For every line in the records that has the word "gemeente", make a copy.

-- START OF GIVEN ENTRIES --

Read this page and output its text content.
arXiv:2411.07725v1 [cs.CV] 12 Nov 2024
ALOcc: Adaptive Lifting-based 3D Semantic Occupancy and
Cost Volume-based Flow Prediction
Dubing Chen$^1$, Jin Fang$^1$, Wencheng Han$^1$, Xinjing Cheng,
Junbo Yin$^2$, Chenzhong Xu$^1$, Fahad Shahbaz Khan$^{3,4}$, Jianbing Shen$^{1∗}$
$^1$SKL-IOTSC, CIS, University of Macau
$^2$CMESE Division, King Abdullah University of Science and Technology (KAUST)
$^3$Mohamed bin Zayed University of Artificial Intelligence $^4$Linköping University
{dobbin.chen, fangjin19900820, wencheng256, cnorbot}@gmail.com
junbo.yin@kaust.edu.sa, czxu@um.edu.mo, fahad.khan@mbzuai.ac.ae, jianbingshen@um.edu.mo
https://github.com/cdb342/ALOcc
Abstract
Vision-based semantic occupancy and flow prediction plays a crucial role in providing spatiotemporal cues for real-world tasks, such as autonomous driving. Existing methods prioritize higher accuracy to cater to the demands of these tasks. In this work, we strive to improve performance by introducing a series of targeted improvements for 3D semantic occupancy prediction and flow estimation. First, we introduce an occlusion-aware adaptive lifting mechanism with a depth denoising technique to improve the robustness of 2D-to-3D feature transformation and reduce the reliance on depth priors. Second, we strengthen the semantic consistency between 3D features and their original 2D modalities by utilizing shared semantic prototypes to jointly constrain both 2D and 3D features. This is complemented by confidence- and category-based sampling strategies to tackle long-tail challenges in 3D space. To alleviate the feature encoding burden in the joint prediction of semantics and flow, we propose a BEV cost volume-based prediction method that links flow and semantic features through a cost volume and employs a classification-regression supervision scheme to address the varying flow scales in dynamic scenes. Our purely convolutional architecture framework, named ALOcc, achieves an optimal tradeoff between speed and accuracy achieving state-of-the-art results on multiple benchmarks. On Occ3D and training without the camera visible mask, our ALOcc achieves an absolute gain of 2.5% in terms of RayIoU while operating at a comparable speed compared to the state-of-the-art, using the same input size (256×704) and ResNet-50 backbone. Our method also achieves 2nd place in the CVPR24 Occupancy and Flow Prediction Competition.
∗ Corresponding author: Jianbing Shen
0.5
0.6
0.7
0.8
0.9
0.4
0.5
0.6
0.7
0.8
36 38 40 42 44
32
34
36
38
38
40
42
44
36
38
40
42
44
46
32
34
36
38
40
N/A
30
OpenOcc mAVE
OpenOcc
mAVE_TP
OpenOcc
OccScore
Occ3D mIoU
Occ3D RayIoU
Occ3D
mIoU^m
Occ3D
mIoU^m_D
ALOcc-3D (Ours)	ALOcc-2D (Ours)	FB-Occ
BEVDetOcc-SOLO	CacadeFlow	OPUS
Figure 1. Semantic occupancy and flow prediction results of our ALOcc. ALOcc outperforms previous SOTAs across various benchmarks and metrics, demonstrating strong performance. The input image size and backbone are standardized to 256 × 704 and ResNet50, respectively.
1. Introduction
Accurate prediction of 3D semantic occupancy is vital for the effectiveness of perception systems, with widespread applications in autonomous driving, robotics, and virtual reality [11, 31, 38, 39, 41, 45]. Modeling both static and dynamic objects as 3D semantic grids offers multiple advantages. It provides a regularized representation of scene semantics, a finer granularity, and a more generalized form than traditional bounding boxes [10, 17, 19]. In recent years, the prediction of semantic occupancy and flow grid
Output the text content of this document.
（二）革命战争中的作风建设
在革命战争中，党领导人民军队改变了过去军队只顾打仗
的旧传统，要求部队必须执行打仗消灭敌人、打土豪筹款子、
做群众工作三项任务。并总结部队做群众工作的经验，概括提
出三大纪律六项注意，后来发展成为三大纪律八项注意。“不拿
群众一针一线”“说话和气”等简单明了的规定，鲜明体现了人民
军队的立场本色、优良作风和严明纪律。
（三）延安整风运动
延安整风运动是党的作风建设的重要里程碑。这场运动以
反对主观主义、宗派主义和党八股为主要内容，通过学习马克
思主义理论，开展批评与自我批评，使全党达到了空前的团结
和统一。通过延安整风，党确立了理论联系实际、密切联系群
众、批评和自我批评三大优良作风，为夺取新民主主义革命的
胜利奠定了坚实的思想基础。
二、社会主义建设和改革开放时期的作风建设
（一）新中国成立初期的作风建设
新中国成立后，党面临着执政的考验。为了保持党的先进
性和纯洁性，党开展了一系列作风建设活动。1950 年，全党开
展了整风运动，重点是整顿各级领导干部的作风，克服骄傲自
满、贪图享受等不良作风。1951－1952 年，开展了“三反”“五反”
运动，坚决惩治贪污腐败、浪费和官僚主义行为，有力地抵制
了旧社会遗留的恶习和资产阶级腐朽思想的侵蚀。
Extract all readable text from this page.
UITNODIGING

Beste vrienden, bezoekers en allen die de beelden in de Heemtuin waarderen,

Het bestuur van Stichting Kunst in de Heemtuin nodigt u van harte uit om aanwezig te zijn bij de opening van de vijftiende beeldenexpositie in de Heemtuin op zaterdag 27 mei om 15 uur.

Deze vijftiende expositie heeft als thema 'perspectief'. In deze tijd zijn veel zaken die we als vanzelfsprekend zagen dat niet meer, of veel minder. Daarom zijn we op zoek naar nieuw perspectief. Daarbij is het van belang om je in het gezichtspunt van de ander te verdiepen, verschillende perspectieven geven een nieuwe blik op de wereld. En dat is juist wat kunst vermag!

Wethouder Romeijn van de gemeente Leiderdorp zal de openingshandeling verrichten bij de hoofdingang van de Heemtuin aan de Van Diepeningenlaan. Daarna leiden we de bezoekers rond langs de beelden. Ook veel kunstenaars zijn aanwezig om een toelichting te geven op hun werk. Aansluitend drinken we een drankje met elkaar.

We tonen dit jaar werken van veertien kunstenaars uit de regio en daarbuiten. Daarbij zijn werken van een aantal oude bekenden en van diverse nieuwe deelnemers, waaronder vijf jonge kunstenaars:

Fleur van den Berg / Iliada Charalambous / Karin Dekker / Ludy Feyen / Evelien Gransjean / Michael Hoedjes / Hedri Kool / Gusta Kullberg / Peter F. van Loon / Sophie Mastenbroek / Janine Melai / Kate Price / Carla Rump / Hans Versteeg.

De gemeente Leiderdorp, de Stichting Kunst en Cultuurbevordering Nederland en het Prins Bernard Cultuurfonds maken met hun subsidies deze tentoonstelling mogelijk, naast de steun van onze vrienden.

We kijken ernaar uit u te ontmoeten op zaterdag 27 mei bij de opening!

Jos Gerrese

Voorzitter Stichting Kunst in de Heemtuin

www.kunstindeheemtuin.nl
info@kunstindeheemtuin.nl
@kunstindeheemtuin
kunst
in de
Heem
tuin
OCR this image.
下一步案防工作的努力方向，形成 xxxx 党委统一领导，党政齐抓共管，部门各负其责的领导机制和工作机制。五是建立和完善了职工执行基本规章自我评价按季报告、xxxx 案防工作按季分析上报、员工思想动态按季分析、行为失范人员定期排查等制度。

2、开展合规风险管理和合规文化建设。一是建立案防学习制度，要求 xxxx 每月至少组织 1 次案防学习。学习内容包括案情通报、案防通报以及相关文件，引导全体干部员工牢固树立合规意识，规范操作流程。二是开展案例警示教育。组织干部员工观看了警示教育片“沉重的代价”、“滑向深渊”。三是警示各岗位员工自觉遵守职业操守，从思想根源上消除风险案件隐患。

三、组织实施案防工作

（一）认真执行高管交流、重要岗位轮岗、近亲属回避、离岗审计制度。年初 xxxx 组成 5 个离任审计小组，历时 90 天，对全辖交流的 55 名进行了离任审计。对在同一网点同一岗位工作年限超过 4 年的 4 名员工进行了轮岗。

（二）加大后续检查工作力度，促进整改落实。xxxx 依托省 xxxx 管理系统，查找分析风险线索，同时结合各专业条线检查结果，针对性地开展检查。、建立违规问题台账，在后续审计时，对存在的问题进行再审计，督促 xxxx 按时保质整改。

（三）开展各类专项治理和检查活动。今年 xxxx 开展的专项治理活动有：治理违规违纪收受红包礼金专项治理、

-- END OF GIVEN ENTRIES --

**CORRECT OUTPUT**
Wethouder Romeijn van de gemeente Leiderdorp zal de openingshandeling verrichten bij de hoofdingang van de Heemtuin aan de Van Diepeningenlaan. Daarna leiden we de bezoekers rond langs de beelden. Ook veel kunstenaars zijn aanwezig om een toelichting te geven op hun werk. Aansluitend drinken we een drankje met elkaar.
De gemeente Leiderdorp, de Stichting Kunst en Cultuurbevordering Nederland en het Prins Bernard Cultuurfonds maken met hun subsidies deze tentoonstelling mogelijk, naast de steun van onze vrienden.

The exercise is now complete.